Stored items
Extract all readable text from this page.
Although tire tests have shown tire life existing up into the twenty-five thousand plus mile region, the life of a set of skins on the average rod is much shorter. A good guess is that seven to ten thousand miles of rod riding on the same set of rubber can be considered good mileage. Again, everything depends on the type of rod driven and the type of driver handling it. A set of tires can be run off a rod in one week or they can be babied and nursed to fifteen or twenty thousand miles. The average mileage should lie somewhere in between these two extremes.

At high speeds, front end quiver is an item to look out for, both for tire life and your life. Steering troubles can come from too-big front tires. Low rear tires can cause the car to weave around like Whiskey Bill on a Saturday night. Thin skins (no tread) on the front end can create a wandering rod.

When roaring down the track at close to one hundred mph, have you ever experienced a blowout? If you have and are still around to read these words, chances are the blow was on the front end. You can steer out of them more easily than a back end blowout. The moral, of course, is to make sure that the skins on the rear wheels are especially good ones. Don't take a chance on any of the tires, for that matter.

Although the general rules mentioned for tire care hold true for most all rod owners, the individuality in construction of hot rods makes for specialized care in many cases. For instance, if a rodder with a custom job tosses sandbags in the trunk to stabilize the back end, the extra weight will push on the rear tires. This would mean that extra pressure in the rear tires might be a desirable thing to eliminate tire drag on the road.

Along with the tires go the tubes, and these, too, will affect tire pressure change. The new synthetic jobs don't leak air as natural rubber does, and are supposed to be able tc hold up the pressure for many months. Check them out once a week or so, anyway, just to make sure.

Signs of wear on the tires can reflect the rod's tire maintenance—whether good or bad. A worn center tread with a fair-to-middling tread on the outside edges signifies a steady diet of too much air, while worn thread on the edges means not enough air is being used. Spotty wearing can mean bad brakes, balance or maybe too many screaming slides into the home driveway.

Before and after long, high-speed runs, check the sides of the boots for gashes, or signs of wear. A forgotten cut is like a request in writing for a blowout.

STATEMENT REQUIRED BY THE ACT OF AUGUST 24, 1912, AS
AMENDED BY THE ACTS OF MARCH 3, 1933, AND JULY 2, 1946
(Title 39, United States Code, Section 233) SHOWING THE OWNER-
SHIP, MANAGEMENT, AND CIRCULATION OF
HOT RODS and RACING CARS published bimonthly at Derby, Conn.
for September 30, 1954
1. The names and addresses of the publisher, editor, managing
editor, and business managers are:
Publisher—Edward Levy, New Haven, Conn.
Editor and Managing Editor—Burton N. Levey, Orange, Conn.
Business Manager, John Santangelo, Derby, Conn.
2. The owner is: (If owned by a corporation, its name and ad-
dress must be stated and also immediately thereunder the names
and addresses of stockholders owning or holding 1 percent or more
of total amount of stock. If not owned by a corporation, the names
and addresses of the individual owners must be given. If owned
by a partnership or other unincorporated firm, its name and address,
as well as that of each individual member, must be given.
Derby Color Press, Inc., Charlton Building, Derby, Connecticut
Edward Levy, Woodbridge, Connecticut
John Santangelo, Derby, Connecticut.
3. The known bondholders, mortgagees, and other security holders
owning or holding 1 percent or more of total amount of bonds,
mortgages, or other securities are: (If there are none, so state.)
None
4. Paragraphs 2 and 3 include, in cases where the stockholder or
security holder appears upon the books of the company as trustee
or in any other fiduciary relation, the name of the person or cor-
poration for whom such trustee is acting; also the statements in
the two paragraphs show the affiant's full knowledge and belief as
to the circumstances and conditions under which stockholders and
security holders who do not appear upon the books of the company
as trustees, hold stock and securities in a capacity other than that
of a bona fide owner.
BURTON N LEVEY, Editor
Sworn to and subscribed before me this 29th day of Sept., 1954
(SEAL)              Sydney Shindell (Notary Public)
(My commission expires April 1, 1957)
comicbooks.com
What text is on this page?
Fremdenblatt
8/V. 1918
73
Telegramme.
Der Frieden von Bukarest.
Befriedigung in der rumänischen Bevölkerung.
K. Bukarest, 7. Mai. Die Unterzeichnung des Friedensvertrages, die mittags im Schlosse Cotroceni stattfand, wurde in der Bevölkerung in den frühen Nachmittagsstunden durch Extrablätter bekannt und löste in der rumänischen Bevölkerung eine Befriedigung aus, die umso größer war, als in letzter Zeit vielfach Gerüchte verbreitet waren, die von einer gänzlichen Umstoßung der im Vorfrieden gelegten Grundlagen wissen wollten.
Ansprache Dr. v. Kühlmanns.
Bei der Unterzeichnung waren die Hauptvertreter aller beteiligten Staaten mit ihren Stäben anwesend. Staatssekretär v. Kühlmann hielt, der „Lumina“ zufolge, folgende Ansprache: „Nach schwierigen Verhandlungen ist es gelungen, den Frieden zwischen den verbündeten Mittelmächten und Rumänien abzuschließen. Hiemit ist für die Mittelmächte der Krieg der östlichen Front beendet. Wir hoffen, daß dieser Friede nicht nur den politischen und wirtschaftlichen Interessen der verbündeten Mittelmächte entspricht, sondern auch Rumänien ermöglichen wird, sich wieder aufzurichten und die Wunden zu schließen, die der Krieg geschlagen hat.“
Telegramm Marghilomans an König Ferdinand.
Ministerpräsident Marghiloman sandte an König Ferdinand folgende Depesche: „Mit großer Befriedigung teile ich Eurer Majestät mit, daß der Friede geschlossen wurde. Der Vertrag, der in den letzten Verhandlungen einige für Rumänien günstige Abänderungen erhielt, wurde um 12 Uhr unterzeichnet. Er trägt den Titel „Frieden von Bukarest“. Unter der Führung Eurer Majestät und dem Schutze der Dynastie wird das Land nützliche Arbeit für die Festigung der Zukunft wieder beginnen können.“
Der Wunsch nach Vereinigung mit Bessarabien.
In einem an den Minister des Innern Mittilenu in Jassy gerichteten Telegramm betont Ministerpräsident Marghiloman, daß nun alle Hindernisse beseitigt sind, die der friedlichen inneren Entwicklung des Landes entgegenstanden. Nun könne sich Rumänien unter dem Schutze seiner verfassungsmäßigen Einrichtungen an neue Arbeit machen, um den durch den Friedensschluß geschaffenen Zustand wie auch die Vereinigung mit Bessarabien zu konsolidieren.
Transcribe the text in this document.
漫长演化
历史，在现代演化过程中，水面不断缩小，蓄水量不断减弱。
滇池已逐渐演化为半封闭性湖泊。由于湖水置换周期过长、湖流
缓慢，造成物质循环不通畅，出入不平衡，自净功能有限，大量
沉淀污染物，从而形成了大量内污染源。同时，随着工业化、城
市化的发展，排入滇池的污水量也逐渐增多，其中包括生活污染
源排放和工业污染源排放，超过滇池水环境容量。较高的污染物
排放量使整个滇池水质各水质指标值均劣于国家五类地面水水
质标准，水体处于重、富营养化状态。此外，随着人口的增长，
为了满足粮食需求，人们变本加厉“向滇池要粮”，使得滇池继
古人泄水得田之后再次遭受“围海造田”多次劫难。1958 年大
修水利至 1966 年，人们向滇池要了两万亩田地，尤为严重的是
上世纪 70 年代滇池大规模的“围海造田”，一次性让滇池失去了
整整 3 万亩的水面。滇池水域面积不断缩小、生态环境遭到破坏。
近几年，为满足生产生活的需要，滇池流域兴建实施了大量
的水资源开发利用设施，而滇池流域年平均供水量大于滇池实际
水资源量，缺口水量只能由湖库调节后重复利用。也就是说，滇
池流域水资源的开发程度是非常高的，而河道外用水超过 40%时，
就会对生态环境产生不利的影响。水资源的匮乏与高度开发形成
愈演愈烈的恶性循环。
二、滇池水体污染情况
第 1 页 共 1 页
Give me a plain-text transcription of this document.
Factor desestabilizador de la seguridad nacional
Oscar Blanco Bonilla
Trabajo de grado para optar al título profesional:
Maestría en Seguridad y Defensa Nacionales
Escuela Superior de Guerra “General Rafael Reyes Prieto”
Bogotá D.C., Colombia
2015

Exercise requirements: Count each line with "cases" in it and report that figure by itself.

The output: 2